---------- DATA RECORDS ----------
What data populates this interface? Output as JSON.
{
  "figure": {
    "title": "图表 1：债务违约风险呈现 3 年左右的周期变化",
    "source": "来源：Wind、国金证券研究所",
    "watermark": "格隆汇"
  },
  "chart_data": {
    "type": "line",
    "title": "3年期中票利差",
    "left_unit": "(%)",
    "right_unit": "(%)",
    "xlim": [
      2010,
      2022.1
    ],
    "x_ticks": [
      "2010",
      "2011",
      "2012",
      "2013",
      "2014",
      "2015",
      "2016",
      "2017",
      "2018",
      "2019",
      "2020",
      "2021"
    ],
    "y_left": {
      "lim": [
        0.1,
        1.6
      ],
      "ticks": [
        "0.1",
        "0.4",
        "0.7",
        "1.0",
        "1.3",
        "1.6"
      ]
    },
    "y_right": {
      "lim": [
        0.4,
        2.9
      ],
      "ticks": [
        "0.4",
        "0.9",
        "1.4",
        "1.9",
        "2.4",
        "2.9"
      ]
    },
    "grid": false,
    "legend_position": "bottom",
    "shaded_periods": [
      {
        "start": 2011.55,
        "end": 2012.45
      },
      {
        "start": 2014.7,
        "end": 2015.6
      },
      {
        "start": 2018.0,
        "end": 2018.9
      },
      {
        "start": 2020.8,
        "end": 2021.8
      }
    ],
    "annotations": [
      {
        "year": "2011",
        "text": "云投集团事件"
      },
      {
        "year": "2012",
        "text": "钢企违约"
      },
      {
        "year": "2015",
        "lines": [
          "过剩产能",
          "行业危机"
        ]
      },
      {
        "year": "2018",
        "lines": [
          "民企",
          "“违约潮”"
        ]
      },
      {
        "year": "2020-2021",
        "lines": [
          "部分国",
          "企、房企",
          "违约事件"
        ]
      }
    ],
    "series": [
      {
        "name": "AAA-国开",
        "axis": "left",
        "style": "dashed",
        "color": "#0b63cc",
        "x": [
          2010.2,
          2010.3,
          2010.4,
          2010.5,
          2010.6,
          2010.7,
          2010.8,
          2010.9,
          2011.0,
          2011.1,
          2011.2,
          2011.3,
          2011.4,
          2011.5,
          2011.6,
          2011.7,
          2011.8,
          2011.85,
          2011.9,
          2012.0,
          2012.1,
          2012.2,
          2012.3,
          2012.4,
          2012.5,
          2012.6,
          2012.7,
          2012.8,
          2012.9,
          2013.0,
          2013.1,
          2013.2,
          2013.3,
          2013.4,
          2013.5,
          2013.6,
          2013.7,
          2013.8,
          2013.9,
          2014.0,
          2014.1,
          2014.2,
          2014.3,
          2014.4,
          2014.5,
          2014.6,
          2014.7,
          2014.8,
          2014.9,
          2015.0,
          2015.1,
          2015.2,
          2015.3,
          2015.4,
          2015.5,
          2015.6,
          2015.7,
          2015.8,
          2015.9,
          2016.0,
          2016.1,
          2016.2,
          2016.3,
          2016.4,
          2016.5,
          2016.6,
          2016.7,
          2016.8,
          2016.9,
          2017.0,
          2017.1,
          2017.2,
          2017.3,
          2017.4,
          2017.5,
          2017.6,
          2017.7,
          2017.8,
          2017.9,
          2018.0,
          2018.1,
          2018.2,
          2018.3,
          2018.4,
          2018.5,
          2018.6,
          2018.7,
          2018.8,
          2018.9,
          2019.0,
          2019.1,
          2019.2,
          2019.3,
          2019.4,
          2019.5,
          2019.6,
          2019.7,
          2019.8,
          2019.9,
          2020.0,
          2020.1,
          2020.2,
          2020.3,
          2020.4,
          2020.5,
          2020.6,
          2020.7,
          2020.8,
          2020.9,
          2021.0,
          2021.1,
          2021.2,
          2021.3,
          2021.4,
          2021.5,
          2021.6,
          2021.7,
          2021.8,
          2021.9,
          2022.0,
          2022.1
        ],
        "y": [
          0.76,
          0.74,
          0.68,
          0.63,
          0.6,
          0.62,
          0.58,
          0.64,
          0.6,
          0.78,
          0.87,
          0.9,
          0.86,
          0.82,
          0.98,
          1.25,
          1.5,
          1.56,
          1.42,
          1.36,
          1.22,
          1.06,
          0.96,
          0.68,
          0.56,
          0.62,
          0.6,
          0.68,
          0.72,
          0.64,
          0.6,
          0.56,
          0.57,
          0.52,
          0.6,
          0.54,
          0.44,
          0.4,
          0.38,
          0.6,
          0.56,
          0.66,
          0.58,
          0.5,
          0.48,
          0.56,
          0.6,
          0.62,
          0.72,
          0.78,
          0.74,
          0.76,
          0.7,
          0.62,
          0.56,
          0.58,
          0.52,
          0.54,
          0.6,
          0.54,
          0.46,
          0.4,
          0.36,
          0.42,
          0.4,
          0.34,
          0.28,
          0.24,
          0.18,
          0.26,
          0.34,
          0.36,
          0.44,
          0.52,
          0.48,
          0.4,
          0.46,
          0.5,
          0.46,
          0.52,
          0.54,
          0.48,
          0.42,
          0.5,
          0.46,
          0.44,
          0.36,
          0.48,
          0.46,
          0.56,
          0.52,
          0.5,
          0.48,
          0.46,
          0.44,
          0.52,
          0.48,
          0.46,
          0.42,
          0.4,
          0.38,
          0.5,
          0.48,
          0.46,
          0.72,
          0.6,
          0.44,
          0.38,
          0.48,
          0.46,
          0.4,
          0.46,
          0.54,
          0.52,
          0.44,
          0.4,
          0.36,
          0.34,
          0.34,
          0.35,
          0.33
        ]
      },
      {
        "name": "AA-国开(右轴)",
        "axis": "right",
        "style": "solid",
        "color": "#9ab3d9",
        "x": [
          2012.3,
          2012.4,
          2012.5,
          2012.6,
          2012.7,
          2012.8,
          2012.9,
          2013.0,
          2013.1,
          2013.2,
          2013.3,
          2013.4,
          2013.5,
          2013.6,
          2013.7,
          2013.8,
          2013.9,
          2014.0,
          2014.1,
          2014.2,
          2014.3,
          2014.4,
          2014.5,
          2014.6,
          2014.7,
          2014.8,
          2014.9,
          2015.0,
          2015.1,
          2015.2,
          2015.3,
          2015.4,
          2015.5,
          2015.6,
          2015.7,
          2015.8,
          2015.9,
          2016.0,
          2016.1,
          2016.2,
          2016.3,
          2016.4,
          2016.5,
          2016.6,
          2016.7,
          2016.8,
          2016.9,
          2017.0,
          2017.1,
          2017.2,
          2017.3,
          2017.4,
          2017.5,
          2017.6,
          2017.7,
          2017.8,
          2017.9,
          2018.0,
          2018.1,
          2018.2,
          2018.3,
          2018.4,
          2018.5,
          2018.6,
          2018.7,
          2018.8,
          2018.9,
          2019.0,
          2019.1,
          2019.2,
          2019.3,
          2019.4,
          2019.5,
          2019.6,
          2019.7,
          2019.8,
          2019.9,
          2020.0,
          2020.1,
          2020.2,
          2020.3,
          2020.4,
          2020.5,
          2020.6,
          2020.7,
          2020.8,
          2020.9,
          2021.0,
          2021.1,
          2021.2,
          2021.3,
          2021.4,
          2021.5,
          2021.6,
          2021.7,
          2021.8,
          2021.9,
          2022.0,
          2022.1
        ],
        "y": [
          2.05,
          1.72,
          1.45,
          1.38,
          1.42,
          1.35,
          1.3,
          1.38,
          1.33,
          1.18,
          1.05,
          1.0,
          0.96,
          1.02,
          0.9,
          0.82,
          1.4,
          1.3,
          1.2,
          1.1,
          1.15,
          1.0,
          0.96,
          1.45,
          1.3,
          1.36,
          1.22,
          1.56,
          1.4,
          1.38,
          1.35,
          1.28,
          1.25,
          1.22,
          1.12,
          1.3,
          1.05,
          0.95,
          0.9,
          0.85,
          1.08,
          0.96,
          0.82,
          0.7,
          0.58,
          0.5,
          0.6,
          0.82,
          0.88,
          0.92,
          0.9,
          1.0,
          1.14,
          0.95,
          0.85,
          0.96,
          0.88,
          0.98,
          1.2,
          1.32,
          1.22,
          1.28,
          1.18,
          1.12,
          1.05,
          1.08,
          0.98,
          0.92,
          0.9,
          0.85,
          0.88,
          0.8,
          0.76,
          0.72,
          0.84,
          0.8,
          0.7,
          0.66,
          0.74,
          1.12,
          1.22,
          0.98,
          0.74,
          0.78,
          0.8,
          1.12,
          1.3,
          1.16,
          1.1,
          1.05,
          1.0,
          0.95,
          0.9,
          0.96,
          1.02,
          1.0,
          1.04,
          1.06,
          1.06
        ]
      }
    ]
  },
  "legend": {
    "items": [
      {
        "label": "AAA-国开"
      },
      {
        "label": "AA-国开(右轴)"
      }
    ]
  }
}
----------
[SET PROBLEM] In the entries above, count every line containing the word "title". Write only the total.

[RESULT OF THE EXERCISE] 2